• Task goal: Would you copy out the whole listing exactly as given?

○ ○ ○ ○ ○ ○ ○

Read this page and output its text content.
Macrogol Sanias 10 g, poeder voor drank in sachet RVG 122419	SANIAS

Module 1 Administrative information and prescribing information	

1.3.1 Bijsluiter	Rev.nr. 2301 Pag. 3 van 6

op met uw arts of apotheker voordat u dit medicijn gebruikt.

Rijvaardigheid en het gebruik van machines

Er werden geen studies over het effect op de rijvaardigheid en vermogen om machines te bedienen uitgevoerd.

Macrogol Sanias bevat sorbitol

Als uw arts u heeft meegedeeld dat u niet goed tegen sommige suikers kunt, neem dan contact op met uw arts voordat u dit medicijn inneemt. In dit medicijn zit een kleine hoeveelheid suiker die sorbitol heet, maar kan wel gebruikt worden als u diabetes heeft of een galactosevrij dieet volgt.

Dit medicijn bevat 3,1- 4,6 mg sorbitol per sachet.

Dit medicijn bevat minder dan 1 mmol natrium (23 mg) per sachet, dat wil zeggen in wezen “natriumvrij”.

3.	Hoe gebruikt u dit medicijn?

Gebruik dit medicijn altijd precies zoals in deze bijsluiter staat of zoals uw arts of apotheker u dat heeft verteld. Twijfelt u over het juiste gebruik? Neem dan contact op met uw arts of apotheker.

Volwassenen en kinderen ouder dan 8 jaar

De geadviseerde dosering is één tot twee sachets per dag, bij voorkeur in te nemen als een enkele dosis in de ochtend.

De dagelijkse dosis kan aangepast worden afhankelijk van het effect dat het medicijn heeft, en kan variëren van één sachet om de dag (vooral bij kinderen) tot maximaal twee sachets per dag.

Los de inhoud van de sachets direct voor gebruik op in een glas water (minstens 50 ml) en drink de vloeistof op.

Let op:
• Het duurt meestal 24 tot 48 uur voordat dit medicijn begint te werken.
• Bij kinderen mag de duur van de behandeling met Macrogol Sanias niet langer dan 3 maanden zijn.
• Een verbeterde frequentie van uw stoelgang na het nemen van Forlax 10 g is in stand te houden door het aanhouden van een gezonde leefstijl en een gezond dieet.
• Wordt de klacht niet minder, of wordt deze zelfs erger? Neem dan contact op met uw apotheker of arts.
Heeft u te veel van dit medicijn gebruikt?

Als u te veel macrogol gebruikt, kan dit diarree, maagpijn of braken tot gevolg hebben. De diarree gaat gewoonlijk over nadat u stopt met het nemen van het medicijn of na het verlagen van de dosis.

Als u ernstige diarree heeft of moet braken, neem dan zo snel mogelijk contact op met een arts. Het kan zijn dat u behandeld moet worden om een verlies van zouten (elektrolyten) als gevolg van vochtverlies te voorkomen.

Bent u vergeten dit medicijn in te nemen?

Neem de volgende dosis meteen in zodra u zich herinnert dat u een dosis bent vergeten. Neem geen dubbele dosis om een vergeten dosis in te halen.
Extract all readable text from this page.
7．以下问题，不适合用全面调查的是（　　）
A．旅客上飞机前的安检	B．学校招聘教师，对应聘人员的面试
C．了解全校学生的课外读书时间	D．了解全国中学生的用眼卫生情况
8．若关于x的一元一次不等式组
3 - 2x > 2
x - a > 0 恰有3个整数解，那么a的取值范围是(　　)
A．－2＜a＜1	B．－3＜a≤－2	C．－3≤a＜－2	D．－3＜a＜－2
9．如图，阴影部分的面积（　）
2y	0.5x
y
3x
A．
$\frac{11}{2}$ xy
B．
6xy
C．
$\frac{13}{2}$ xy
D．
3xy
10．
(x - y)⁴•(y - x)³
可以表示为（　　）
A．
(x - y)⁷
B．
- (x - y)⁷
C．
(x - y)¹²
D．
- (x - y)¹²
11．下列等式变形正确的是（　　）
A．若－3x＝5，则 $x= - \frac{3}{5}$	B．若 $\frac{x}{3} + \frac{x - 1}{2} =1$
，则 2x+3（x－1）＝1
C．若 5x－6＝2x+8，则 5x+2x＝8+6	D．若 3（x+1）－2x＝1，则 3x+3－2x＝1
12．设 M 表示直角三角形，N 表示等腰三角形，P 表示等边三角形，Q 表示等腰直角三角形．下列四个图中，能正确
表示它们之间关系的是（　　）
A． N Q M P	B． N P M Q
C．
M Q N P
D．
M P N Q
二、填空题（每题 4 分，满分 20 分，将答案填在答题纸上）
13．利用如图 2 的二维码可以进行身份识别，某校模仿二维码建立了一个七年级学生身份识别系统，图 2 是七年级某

○ ○ ○ ○ ○ ○ ○

• Output of the task:
Read this page and output its text content.
Macrogol Sanias 10 g, poeder voor drank in sachet RVG 122419	SANIAS

Module 1 Administrative information and prescribing information	

1.3.1 Bijsluiter	Rev.nr. 2301 Pag. 3 van 6

op met uw arts of apotheker voordat u dit medicijn gebruikt.

Rijvaardigheid en het gebruik van machines

Er werden geen studies over het effect op de rijvaardigheid en vermogen om machines te bedienen uitgevoerd.

Macrogol Sanias bevat sorbitol

Als uw arts u heeft meegedeeld dat u niet goed tegen sommige suikers kunt, neem dan contact op met uw arts voordat u dit medicijn inneemt. In dit medicijn zit een kleine hoeveelheid suiker die sorbitol heet, maar kan wel gebruikt worden als u diabetes heeft of een galactosevrij dieet volgt.

Dit medicijn bevat 3,1- 4,6 mg sorbitol per sachet.

Dit medicijn bevat minder dan 1 mmol natrium (23 mg) per sachet, dat wil zeggen in wezen “natriumvrij”.

3.	Hoe gebruikt u dit medicijn?

Gebruik dit medicijn altijd precies zoals in deze bijsluiter staat of zoals uw arts of apotheker u dat heeft verteld. Twijfelt u over het juiste gebruik? Neem dan contact op met uw arts of apotheker.

Volwassenen en kinderen ouder dan 8 jaar

De geadviseerde dosering is één tot twee sachets per dag, bij voorkeur in te nemen als een enkele dosis in de ochtend.

De dagelijkse dosis kan aangepast worden afhankelijk van het effect dat het medicijn heeft, en kan variëren van één sachet om de dag (vooral bij kinderen) tot maximaal twee sachets per dag.

Los de inhoud van de sachets direct voor gebruik op in een glas water (minstens 50 ml) en drink de vloeistof op.

Let op:
• Het duurt meestal 24 tot 48 uur voordat dit medicijn begint te werken.
• Bij kinderen mag de duur van de behandeling met Macrogol Sanias niet langer dan 3 maanden zijn.
• Een verbeterde frequentie van uw stoelgang na het nemen van Forlax 10 g is in stand te houden door het aanhouden van een gezonde leefstijl en een gezond dieet.
• Wordt de klacht niet minder, of wordt deze zelfs erger? Neem dan contact op met uw apotheker of arts.
Heeft u te veel van dit medicijn gebruikt?

Als u te veel macrogol gebruikt, kan dit diarree, maagpijn of braken tot gevolg hebben. De diarree gaat gewoonlijk over nadat u stopt met het nemen van het medicijn of na het verlagen van de dosis.

Als u ernstige diarree heeft of moet braken, neem dan zo snel mogelijk contact op met een arts. Het kan zijn dat u behandeld moet worden om een verlies van zouten (elektrolyten) als gevolg van vochtverlies te voorkomen.

Bent u vergeten dit medicijn in te nemen?

Neem de volgende dosis meteen in zodra u zich herinnert dat u een dosis bent vergeten. Neem geen dubbele dosis om een vergeten dosis in te halen.
Extract all readable text from this page.
7．以下问题，不适合用全面调查的是（　　）
A．旅客上飞机前的安检	B．学校招聘教师，对应聘人员的面试
C．了解全校学生的课外读书时间	D．了解全国中学生的用眼卫生情况
8．若关于x的一元一次不等式组
3 - 2x > 2
x - a > 0 恰有3个整数解，那么a的取值范围是(　　)
A．－2＜a＜1	B．－3＜a≤－2	C．－3≤a＜－2	D．－3＜a＜－2
9．如图，阴影部分的面积（　）
2y	0.5x
y
3x
A．
$\frac{11}{2}$ xy
B．
6xy
C．
$\frac{13}{2}$ xy
D．
3xy
10．
(x - y)⁴•(y - x)³
可以表示为（　　）
A．
(x - y)⁷
B．
- (x - y)⁷
C．
(x - y)¹²
D．
- (x - y)¹²
11．下列等式变形正确的是（　　）
A．若－3x＝5，则 $x= - \frac{3}{5}$	B．若 $\frac{x}{3} + \frac{x - 1}{2} =1$
，则 2x+3（x－1）＝1
C．若 5x－6＝2x+8，则 5x+2x＝8+6	D．若 3（x+1）－2x＝1，则 3x+3－2x＝1
12．设 M 表示直角三角形，N 表示等腰三角形，P 表示等边三角形，Q 表示等腰直角三角形．下列四个图中，能正确
表示它们之间关系的是（　　）
A． N Q M P	B． N P M Q
C．
M Q N P
D．
M P N Q
二、填空题（每题 4 分，满分 20 分，将答案填在答题纸上）
13．利用如图 2 的二维码可以进行身份识别，某校模仿二维码建立了一个七年级学生身份识别系统，图 2 是七年级某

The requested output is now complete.